(DOCUMENT EXCERPT Opens)
3) You should now run the webin client in the directory that has your manifest file and chromosome list file (if you have a chromosome list file; see Step 2 above), using the -validate and -test options. You need to run the webin client by typing something like this:
% java -jar webin-cli-root-1.4.2.jar
Here are the options you need: (something like this: you will need to change it for your directories, password, username, etc.)
% /software/bin/java -jar webin-cli-root-1.4.2.jar -context genome -username xxx -password xxx -manifest enterobius_vermicularis.manifest -inputdir . -outputdir ./evermicularis -validate -test
where -username and -password give your username and password for the ENA (used in Step 1),
-manifest gives the name of your manifest file (e.g. enterobius_vermicularis.manifest),
-inputdir gives the name of your input directory,
-outputdir gives the name of the directory where you want output to be put (Note: you seem to need this option for the webin client to run),
-validate runs the EMBL file validator,
-test means that this is just a test run that runs the validator and the files are not actually submitted.
It's a good idea to do this before you submit.
Note: you need to have the EMBL file mentioned in your manifest file in the input directory (inputdir), e.g. file enterobius_vermicularis_new2.embl.gz. Webin does not seem to look for it in the "Webin upload area" (see Step 1) - this is what I had initially assumed it does, but it seems that's not the case.
Note: On the Sanger farm head node, this java program needs more memory (RAM) than the default required so I needed to reserve some RAM by typing:
% /software/bin/java -Xmx128M -jar webin-cli-root-1.4.2.jar
If your EMBL file is very large, the Java program may need more memory (RAM) than is allowed on the Sanger farm login node, so you will need to submit this as a farm job.
I wasn't able to get webin running on the Sanger farm (either farm head node or other nodes), as I kept getting an error :
'ERROR: A server error occurred when checking application version. Connect to wwwdev.ebi.ac.uk:443 [wwwdev.ebi.ac.uk/220.127.116.11] failed: Connection timed out'
I tried a few different things: (i) using -Dhttps.proxyHost and -Dhttps.proxyPort options in webin (see here) when running webin, and (ii) setting the environmental variable http_proxy on the farm. However, this still didn't run for me. However, I found it ran on my Sanger Mac laptop, so that was fine.
4) Once the webin command in (3) above has run, it produces an output report file in a subdirectory 'validate', e.g. mcorti/genome/M_corti_Specht_Voge_0011_upd/validate/mesocestoides_corti_new2.embl.gz.report
If the 'validate' output report file is empty, then it has run fine with no errors.
(DOCUMENT EXCERPT Closes)
(ENTRIES PROVIDED Opens)
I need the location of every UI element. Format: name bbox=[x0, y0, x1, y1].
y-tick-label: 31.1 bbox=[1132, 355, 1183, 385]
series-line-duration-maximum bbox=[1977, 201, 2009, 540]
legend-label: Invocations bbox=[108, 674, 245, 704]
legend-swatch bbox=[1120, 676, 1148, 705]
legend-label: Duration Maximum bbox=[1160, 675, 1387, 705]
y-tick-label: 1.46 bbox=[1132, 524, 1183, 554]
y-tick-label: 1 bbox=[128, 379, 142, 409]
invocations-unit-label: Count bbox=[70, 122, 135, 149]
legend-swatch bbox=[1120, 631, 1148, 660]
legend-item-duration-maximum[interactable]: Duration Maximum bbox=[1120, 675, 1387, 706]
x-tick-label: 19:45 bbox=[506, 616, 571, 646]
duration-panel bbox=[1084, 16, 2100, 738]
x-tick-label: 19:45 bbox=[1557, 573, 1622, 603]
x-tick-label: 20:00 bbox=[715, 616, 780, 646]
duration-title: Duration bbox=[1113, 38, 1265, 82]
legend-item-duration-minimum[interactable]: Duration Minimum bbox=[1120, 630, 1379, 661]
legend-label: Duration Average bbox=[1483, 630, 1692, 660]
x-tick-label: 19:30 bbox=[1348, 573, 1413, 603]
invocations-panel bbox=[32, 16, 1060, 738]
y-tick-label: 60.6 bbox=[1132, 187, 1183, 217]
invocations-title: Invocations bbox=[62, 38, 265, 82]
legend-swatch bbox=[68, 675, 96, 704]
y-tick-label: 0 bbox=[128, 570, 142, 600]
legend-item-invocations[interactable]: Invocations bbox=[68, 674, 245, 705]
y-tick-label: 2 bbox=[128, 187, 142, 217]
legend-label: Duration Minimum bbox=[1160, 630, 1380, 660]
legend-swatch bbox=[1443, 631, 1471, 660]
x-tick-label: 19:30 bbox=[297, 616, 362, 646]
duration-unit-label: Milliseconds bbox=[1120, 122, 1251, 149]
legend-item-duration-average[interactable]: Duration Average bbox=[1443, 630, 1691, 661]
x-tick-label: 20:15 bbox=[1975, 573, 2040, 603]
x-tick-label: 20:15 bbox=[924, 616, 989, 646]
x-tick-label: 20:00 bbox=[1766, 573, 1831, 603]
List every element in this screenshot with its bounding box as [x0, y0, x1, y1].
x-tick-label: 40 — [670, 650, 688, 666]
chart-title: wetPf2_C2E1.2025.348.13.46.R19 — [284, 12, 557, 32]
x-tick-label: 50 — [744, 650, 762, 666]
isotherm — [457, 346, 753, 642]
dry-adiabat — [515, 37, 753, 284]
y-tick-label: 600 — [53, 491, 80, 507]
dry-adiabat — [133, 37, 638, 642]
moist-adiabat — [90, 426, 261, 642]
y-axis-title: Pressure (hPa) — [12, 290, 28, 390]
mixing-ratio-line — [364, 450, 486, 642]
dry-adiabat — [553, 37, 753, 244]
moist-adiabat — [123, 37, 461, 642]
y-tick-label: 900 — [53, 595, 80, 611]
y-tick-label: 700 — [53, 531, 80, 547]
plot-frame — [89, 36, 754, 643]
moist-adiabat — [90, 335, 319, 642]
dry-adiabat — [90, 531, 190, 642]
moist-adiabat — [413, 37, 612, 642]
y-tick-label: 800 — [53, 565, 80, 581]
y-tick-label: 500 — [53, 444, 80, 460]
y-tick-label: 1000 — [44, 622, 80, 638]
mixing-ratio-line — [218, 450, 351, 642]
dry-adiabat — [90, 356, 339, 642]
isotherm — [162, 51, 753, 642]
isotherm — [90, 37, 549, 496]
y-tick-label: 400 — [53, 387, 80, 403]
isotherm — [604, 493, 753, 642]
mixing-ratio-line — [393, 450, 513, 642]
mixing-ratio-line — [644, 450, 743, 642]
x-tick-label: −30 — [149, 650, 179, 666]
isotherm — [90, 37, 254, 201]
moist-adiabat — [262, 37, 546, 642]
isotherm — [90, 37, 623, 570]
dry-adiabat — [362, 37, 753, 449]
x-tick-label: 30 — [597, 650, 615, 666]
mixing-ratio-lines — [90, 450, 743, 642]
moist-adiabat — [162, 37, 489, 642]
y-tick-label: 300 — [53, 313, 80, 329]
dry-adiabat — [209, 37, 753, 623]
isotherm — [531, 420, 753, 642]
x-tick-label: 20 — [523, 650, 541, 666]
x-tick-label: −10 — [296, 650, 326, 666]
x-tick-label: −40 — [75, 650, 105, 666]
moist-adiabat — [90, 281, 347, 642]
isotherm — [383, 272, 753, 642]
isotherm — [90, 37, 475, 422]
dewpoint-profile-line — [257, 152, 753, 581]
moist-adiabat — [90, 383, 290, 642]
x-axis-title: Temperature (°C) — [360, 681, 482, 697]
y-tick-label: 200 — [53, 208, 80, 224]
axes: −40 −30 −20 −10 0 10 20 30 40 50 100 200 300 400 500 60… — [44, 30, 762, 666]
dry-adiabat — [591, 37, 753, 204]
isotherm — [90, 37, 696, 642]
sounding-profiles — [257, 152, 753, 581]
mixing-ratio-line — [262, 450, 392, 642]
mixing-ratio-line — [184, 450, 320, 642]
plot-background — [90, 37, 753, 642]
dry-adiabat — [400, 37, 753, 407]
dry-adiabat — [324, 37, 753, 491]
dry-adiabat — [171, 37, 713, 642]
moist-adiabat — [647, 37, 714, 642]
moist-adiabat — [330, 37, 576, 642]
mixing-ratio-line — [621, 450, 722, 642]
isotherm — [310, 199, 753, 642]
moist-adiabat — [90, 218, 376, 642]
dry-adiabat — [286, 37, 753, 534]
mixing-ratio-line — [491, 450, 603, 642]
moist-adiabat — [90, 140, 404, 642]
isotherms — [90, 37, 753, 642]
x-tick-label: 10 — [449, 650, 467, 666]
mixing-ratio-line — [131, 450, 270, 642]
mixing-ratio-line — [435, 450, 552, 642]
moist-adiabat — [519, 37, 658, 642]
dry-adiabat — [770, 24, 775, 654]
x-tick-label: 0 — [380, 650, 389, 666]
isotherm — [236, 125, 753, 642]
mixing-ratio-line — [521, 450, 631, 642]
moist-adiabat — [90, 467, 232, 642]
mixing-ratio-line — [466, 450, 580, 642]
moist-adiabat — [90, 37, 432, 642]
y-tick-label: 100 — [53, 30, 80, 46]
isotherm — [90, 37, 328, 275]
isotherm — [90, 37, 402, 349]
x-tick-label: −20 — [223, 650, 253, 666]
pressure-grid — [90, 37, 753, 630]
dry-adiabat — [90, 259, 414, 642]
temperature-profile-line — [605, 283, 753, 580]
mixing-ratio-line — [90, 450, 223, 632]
(ENTRIES PROVIDED Closes)
[ACTIVITY LIST]:
1. According to the webin client instructions, what does it mean if the 'validate' output report file is empty?
2. Translate this sentence from the webin client instructions into Spanish: "If the 'validate' output report file is empty, then it has run fine with no errors."
3. Pick up the webin client instructions where they end and keep writing.

[EXERCISE RESULTS]:
1. It means the run went fine with no errors.

2. Si el archivo de informe de salida de 'validate' está vacío, entonces se ha ejecutado correctamente y sin errores.

3.
There is also an output 'submit' directory, e.g. mcorti/genome/M_corti_Specht_Voge_0011_upd/submit that contains a file analysis.XML. That is, the 'submit' directory should have your analysis XML file, which is an XML version of your manifest (see Step 2 above).
If it doesn't pass the 'validate' step, then look in the 'genome' directory to see what error messages you got.
5) If (4) was all ok, now run the webin client with the -submit option instead of -validate, and without -test:
% /software/bin/java -jar webin-cli-root-1.4.2.jar -context genome -username xxx -password xxx -manifest enterobius_vermicularis.manifest -inputdir . -outputdir ./evermicularis -submit
6) Once your assembly has been submitted, it will go into a queue in the ENA to be imported into their database. Once this has been done (may take a little while if they have a lot of sequence data in the queue already), you will be sent the new ENA accession number for it.
Checking what happened to your assembly
If you don't hear back from the ENA about your assembly, you can log into https://www.ebi.ac.uk/ena/submit/webin/ with your webin account. Then, in the "Analysis process" tab, you can search for the accessions to see if they have failed. Usually if there is a failure, the error messages will be emailed to the email address associated with your webin account (Note to self: this is the pathogen informatics team for the webin account I used.)
A big thank you to
Dr Ana M. Cerdeño-Tárraga at the ENA for her help, and also to the Pathogen Informatics team (Dr Jacqui Keane, Sara Sjunnebo) at Sanger for some advice.